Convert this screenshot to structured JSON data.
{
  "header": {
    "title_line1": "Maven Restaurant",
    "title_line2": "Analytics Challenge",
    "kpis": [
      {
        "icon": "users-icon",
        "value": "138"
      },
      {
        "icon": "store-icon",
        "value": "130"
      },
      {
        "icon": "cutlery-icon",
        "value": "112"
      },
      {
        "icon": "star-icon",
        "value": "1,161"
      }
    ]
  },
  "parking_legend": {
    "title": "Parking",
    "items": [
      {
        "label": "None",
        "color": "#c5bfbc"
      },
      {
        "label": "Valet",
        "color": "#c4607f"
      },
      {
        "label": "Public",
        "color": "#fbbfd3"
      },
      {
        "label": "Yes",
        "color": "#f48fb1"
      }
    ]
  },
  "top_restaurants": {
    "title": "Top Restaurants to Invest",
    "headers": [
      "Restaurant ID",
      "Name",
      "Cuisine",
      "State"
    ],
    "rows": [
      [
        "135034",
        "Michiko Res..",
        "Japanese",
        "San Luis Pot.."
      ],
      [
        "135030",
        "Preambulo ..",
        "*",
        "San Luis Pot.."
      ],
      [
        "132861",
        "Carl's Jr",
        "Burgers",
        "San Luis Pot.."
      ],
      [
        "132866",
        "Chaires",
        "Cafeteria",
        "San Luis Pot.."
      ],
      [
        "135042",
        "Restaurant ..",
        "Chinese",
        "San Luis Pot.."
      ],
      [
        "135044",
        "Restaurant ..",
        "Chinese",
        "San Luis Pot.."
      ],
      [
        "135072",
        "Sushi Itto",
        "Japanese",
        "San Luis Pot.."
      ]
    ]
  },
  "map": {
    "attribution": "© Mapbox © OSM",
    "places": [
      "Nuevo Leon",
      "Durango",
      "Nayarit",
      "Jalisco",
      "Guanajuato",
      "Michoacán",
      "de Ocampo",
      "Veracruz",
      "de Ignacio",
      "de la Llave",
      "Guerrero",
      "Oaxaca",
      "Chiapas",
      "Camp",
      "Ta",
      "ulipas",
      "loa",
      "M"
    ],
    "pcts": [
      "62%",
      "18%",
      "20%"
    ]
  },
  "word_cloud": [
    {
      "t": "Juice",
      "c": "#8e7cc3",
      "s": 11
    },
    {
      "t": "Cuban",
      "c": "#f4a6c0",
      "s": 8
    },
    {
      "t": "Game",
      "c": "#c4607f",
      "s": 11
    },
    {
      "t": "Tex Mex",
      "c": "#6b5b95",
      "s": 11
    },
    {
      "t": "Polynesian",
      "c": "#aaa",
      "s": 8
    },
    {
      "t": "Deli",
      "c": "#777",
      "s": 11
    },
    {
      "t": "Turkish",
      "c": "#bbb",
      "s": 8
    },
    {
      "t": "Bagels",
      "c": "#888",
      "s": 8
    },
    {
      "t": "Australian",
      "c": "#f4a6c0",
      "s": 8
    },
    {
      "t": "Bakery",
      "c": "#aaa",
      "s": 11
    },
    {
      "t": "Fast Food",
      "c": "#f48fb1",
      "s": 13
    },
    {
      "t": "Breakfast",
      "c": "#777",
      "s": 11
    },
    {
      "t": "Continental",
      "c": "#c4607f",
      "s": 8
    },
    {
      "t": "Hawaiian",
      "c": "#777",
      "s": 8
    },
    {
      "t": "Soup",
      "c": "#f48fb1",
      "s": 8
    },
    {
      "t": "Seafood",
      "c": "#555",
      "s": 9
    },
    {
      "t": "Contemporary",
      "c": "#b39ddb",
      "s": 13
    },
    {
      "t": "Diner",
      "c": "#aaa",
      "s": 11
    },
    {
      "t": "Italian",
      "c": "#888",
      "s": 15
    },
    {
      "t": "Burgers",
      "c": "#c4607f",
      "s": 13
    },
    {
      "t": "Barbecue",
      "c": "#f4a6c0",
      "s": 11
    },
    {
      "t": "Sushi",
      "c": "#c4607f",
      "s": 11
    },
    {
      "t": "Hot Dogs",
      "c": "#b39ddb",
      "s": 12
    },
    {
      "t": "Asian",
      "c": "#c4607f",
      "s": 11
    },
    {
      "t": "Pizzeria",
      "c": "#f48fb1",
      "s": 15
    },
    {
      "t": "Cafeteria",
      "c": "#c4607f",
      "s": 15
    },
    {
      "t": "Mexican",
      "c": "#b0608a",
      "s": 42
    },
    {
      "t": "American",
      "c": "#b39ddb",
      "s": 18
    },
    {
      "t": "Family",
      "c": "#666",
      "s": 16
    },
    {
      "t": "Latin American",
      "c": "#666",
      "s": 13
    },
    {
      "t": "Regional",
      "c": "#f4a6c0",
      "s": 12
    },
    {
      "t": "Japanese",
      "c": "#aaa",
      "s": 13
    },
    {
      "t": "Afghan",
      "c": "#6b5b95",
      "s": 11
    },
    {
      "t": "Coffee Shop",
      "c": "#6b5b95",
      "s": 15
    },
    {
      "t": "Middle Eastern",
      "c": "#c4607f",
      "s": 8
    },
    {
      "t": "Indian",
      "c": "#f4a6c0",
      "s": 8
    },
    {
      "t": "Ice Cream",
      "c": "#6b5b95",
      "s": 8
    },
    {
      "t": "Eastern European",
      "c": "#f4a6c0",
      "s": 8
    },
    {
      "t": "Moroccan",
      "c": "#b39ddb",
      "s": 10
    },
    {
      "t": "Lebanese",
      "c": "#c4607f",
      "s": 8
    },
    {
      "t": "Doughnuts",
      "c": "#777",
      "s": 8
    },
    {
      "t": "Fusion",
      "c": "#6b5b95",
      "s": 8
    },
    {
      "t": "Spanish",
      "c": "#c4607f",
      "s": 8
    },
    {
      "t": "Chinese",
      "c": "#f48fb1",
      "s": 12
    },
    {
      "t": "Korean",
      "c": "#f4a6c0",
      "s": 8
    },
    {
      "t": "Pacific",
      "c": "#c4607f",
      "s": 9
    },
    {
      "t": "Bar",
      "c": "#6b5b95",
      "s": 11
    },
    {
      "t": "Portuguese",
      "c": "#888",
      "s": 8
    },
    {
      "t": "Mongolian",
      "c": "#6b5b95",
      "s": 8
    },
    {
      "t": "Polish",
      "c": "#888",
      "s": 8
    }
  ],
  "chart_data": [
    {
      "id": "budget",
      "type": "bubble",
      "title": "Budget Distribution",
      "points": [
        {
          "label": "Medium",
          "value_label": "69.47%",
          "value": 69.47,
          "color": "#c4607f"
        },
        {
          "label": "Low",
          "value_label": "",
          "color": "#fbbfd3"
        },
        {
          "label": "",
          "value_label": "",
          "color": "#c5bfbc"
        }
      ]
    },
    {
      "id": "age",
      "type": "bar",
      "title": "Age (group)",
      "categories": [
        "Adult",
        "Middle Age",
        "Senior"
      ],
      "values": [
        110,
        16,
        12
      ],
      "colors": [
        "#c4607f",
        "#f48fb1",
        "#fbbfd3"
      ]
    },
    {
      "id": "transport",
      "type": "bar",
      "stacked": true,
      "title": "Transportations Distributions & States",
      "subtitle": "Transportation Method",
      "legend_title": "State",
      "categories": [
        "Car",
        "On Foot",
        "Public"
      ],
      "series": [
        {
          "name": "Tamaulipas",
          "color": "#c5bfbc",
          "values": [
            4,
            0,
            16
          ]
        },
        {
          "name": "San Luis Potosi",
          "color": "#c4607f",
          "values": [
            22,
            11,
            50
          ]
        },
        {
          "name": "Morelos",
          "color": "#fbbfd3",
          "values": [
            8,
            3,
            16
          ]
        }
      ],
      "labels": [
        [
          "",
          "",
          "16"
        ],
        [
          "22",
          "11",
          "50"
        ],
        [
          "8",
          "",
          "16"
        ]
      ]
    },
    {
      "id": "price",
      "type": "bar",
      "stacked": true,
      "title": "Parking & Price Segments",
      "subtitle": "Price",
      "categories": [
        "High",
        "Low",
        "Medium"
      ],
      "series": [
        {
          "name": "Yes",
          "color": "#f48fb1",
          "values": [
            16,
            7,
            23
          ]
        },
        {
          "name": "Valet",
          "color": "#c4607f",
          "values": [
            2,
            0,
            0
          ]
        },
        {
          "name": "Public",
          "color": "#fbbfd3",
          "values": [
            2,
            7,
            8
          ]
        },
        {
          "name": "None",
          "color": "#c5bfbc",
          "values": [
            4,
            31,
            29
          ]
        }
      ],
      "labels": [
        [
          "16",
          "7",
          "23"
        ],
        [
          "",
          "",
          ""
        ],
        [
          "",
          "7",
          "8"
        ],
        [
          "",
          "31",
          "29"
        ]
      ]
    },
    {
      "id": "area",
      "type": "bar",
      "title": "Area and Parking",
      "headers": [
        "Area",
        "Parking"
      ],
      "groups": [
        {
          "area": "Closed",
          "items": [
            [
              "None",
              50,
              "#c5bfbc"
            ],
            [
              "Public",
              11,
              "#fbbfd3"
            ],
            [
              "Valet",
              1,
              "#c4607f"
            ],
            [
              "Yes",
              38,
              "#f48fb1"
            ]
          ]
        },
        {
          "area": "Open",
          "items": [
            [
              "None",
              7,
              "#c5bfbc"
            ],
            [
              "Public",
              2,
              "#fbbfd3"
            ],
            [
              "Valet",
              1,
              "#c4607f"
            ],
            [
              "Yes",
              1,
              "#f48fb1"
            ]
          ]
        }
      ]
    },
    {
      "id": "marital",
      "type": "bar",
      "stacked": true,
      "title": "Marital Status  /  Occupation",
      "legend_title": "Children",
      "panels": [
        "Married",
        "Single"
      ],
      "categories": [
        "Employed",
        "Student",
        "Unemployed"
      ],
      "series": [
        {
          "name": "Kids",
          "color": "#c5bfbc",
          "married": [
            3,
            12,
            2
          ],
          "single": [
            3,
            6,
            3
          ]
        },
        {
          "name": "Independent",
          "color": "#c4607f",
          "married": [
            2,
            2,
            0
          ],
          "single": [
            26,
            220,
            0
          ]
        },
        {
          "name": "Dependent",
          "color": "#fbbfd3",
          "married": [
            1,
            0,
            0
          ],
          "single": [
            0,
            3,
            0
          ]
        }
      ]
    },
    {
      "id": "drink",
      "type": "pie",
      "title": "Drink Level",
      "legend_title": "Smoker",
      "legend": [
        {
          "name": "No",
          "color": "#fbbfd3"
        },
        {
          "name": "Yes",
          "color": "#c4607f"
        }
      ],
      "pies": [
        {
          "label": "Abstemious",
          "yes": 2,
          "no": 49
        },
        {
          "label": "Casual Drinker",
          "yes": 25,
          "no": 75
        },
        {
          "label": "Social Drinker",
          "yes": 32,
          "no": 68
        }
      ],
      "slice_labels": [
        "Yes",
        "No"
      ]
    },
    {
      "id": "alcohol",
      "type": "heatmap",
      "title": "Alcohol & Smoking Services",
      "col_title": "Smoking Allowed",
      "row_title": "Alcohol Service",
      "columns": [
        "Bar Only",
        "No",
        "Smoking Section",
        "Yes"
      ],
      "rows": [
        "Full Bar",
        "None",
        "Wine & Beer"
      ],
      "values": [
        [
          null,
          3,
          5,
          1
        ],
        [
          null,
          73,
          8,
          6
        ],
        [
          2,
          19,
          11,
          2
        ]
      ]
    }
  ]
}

◆ Task description: From the data above, show each line that contains "Eastern".

◆ Task solution:
      "t": "Middle Eastern",
      "t": "Eastern European",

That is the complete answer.